* _Problem details_:
Search the material below for the word "JSON" and copy every line in which it occurs.

•••••

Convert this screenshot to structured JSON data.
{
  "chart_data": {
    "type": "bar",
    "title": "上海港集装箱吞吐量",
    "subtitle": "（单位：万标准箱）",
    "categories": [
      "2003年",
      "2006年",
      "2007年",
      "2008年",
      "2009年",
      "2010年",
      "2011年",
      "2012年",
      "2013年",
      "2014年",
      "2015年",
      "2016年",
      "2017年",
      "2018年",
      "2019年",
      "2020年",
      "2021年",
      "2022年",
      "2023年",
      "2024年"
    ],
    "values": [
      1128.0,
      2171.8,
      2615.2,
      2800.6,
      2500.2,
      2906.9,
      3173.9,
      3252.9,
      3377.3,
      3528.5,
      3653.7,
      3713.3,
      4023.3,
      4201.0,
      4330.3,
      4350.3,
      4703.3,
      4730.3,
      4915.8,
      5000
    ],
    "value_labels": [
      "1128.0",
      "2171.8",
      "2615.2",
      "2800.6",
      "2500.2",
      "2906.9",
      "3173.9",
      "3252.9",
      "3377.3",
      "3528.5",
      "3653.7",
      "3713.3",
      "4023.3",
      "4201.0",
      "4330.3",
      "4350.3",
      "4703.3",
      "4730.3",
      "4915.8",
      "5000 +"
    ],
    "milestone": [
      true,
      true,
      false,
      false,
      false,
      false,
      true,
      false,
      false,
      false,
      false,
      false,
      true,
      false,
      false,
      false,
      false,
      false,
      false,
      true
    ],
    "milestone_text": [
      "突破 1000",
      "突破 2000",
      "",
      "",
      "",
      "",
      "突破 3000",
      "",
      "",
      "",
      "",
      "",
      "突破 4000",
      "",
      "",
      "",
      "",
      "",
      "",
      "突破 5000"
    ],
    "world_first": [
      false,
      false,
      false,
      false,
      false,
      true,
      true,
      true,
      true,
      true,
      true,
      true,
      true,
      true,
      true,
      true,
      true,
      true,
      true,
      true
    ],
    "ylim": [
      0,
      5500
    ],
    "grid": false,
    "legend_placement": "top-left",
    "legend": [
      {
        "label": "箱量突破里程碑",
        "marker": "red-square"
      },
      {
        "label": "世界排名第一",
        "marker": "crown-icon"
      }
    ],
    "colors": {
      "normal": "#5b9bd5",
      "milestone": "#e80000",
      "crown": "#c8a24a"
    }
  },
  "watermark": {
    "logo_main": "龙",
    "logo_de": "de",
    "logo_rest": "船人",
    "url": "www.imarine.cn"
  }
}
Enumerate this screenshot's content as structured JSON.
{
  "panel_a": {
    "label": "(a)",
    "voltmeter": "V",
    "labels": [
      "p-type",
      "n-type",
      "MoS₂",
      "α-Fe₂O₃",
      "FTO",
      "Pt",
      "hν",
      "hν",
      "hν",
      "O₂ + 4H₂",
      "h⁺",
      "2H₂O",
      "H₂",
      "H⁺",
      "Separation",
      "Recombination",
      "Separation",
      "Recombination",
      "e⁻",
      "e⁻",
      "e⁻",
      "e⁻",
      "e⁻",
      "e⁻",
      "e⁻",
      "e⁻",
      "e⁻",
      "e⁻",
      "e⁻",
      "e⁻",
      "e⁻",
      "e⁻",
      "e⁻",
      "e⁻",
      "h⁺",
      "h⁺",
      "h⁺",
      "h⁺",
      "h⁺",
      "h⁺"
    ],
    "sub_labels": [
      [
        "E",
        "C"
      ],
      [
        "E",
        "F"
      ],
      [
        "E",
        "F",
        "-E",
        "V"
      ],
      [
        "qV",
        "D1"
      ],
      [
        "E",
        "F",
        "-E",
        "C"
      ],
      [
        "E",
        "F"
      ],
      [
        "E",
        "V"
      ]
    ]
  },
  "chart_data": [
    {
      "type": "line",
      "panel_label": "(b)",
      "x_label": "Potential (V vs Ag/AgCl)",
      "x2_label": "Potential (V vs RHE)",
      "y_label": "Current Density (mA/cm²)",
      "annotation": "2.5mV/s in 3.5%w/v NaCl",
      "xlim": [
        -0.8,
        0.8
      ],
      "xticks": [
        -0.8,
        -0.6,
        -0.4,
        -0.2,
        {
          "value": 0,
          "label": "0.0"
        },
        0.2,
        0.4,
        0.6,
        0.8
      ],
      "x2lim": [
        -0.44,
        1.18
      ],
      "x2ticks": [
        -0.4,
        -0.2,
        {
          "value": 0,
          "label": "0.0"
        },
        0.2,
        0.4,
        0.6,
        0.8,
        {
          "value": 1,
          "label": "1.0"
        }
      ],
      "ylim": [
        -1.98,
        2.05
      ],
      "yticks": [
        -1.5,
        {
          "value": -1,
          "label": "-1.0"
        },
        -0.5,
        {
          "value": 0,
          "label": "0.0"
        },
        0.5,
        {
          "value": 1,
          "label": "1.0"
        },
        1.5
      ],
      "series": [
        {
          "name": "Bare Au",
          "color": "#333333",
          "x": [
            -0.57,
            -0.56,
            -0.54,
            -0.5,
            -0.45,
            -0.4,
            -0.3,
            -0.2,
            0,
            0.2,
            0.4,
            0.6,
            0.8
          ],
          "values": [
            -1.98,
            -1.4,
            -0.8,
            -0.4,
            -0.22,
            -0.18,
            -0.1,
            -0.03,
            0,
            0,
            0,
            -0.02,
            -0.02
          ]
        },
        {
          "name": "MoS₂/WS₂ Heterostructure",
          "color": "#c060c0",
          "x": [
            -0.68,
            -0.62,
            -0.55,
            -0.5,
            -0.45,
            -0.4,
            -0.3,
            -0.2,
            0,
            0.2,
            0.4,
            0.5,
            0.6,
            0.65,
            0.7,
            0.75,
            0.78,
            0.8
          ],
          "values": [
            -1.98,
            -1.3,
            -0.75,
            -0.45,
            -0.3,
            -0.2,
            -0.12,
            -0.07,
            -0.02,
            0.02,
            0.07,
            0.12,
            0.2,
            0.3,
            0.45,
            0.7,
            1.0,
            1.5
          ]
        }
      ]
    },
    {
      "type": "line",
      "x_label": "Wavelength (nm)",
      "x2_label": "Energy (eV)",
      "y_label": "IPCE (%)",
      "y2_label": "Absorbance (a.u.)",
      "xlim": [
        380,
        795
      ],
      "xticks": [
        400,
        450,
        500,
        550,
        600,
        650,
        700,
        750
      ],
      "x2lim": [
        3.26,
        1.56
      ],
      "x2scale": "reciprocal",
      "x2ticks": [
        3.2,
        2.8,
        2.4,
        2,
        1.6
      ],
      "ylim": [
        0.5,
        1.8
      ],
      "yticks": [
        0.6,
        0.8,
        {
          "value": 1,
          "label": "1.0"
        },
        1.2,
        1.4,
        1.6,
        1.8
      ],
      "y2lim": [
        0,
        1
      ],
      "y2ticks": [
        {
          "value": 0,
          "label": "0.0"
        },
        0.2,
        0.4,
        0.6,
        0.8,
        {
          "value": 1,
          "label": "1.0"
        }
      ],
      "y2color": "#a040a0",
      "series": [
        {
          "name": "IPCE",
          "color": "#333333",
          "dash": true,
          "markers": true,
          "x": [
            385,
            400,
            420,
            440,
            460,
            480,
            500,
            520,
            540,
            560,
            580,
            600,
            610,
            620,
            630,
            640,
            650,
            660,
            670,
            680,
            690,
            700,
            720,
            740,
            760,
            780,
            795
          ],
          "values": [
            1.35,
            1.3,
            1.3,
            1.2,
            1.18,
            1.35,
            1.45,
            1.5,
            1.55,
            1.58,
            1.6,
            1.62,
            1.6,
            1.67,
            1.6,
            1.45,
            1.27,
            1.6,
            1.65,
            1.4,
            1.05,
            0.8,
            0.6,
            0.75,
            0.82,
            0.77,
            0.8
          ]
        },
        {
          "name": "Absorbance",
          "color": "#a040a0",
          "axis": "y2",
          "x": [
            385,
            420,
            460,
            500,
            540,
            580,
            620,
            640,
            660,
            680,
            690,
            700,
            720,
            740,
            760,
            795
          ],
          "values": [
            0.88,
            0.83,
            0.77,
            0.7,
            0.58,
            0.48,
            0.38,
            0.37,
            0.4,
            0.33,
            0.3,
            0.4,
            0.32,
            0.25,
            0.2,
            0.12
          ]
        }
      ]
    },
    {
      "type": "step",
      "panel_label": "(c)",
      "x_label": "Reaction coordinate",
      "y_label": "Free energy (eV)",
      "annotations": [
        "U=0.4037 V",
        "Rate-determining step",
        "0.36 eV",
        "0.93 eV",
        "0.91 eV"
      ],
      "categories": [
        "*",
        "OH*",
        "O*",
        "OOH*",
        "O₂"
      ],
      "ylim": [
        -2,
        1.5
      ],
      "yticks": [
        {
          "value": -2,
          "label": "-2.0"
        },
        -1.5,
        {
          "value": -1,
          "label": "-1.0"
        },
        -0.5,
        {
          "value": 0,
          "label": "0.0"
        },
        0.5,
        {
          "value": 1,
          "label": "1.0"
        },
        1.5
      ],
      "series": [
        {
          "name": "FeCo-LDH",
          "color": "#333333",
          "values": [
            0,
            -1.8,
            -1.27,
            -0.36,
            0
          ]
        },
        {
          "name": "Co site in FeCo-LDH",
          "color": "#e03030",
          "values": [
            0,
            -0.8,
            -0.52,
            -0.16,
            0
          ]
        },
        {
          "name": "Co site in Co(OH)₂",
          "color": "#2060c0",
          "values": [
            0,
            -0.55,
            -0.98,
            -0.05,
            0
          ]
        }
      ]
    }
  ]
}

•••••

* _Written response_:
Convert this screenshot to structured JSON data.
Enumerate this screenshot's content as structured JSON.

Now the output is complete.